GOAL OF THE EXERCISE: Retype exactly the lines below, starting with the line that contains "What data populates" and ending with the last line; leave out any pictures.

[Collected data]
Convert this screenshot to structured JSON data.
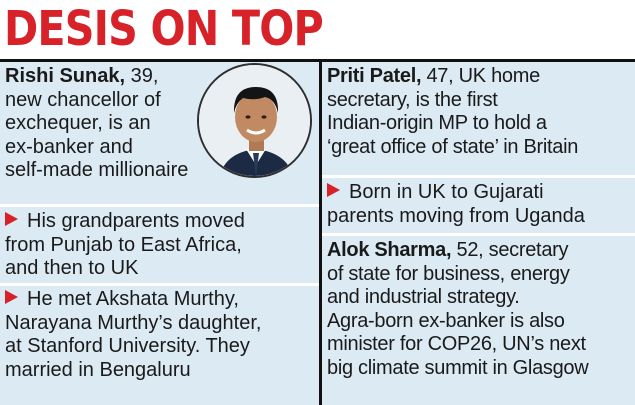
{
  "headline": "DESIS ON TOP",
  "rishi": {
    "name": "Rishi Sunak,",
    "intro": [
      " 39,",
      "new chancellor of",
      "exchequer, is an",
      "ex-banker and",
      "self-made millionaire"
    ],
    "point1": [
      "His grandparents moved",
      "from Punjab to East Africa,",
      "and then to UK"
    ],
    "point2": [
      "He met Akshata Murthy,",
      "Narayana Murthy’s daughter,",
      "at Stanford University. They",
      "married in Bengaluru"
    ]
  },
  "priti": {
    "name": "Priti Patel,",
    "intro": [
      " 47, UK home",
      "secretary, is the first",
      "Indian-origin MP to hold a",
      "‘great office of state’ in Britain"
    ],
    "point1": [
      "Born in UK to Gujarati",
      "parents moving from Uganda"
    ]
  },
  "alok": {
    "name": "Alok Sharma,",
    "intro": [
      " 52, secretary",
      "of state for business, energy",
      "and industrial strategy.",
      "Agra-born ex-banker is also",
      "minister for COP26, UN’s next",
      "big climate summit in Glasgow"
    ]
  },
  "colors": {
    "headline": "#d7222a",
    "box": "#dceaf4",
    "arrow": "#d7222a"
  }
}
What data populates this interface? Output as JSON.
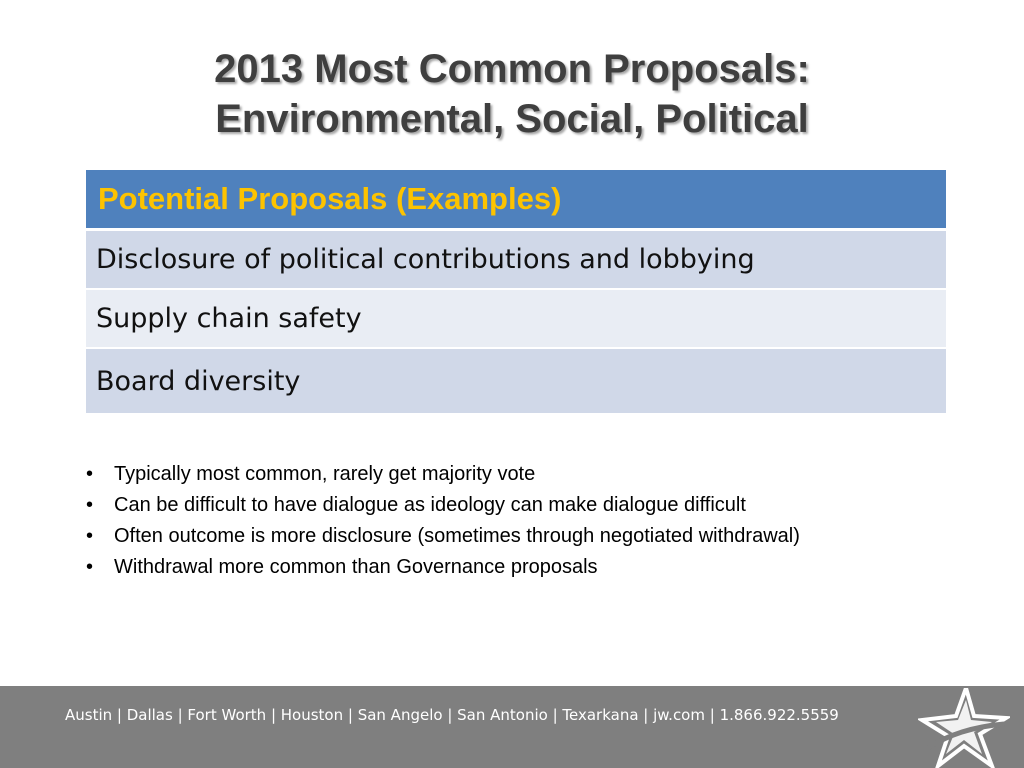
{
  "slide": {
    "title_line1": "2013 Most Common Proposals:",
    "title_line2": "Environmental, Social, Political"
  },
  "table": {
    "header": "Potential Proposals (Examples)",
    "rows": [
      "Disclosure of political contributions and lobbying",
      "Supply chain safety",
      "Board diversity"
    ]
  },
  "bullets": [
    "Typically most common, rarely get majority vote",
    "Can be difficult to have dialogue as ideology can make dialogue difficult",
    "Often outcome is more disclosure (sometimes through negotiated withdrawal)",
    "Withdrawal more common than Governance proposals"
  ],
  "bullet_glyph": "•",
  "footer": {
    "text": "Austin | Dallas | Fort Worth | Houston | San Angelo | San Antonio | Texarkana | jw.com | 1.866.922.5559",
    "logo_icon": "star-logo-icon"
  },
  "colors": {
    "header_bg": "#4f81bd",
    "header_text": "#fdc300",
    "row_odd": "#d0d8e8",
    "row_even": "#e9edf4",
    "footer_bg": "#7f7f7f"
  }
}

SOLUTION FOR THIS EXERCISE:
What data populates this interface? Output as JSON.
{
  "slide": {
    "title_line1": "2013 Most Common Proposals:",
    "title_line2": "Environmental, Social, Political"
  },
  "table": {
    "header": "Potential Proposals (Examples)",
    "rows": [
      "Disclosure of political contributions and lobbying",
      "Supply chain safety",
      "Board diversity"
    ]
  },
  "bullets": [
    "Typically most common, rarely get majority vote",
    "Can be difficult to have dialogue as ideology can make dialogue difficult",
    "Often outcome is more disclosure (sometimes through negotiated withdrawal)",
    "Withdrawal more common than Governance proposals"
  ],
  "bullet_glyph": "•",
  "footer": {
    "text": "Austin | Dallas | Fort Worth | Houston | San Angelo | San Antonio | Texarkana | jw.com | 1.866.922.5559",
    "logo_icon": "star-logo-icon"
  },
  "colors": {
    "header_bg": "#4f81bd",
    "header_text": "#fdc300",
    "row_odd": "#d0d8e8",
    "row_even": "#e9edf4",
    "footer_bg": "#7f7f7f"
  }
}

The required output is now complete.